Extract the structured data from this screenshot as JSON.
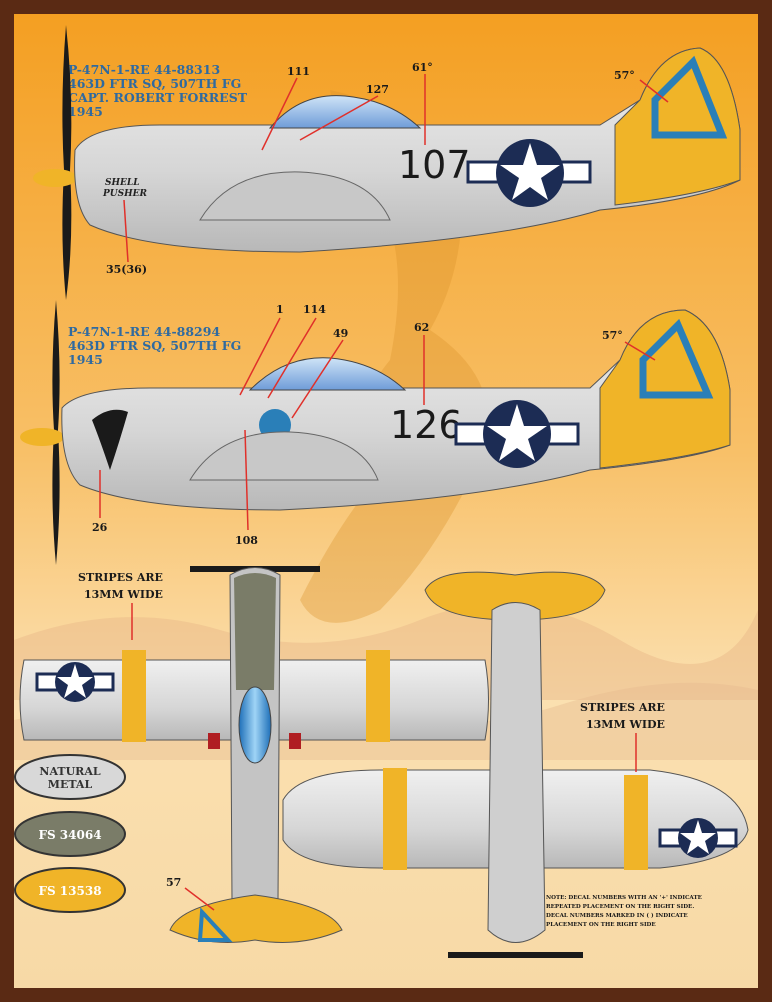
{
  "aircraft": [
    {
      "title_lines": [
        "P-47N-1-RE 44-88313",
        "463D FTR SQ, 507TH FG",
        "CAPT. ROBERT FORREST",
        "1945"
      ],
      "fuselage_number": "107",
      "nose_art": [
        "SHELL",
        "PUSHER"
      ],
      "callouts": [
        "111",
        "127",
        "61°",
        "57°",
        "35(36)"
      ]
    },
    {
      "title_lines": [
        "P-47N-1-RE 44-88294",
        "463D FTR SQ, 507TH FG",
        "1945"
      ],
      "fuselage_number": "126",
      "callouts": [
        "1",
        "114",
        "49",
        "62",
        "57°",
        "26",
        "108"
      ]
    }
  ],
  "top_view": {
    "stripe_note": [
      "STRIPES ARE",
      "13MM WIDE"
    ],
    "callout": "57"
  },
  "bottom_view": {
    "stripe_note": [
      "STRIPES ARE",
      "13MM WIDE"
    ]
  },
  "swatches": [
    {
      "label": [
        "NATURAL",
        "METAL"
      ],
      "color": "#d8d8d8",
      "text_color": "#333333"
    },
    {
      "label": [
        "FS 34064"
      ],
      "color": "#7a7c68",
      "text_color": "#ffffff"
    },
    {
      "label": [
        "FS 13538"
      ],
      "color": "#f0b428",
      "text_color": "#ffffff"
    }
  ],
  "note": [
    "NOTE: DECAL NUMBERS WITH AN '+' INDICATE",
    "REPEATED PLACEMENT ON THE RIGHT SIDE.",
    "DECAL NUMBERS MARKED IN ( ) INDICATE",
    "PLACEMENT ON THE RIGHT SIDE"
  ],
  "colors": {
    "border": "#5a2a14",
    "bg_top": "#f5a42a",
    "bg_bottom": "#fbe6c0",
    "insignia_blue": "#1c2c54",
    "triangle_blue": "#2a7fb8",
    "yellow": "#f0b428"
  }
}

* * * * * * *

* [WHAT IS REQUIRED]:
Give all the lines above again, character for character, without pictures.

* [EXERCISE OUTPUT]:
Extract the structured data from this screenshot as JSON.
{
  "aircraft": [
    {
      "title_lines": [
        "P-47N-1-RE 44-88313",
        "463D FTR SQ, 507TH FG",
        "CAPT. ROBERT FORREST",
        "1945"
      ],
      "fuselage_number": "107",
      "nose_art": [
        "SHELL",
        "PUSHER"
      ],
      "callouts": [
        "111",
        "127",
        "61°",
        "57°",
        "35(36)"
      ]
    },
    {
      "title_lines": [
        "P-47N-1-RE 44-88294",
        "463D FTR SQ, 507TH FG",
        "1945"
      ],
      "fuselage_number": "126",
      "callouts": [
        "1",
        "114",
        "49",
        "62",
        "57°",
        "26",
        "108"
      ]
    }
  ],
  "top_view": {
    "stripe_note": [
      "STRIPES ARE",
      "13MM WIDE"
    ],
    "callout": "57"
  },
  "bottom_view": {
    "stripe_note": [
      "STRIPES ARE",
      "13MM WIDE"
    ]
  },
  "swatches": [
    {
      "label": [
        "NATURAL",
        "METAL"
      ],
      "color": "#d8d8d8",
      "text_color": "#333333"
    },
    {
      "label": [
        "FS 34064"
      ],
      "color": "#7a7c68",
      "text_color": "#ffffff"
    },
    {
      "label": [
        "FS 13538"
      ],
      "color": "#f0b428",
      "text_color": "#ffffff"
    }
  ],
  "note": [
    "NOTE: DECAL NUMBERS WITH AN '+' INDICATE",
    "REPEATED PLACEMENT ON THE RIGHT SIDE.",
    "DECAL NUMBERS MARKED IN ( ) INDICATE",
    "PLACEMENT ON THE RIGHT SIDE"
  ],
  "colors": {
    "border": "#5a2a14",
    "bg_top": "#f5a42a",
    "bg_bottom": "#fbe6c0",
    "insignia_blue": "#1c2c54",
    "triangle_blue": "#2a7fb8",
    "yellow": "#f0b428"
  }
}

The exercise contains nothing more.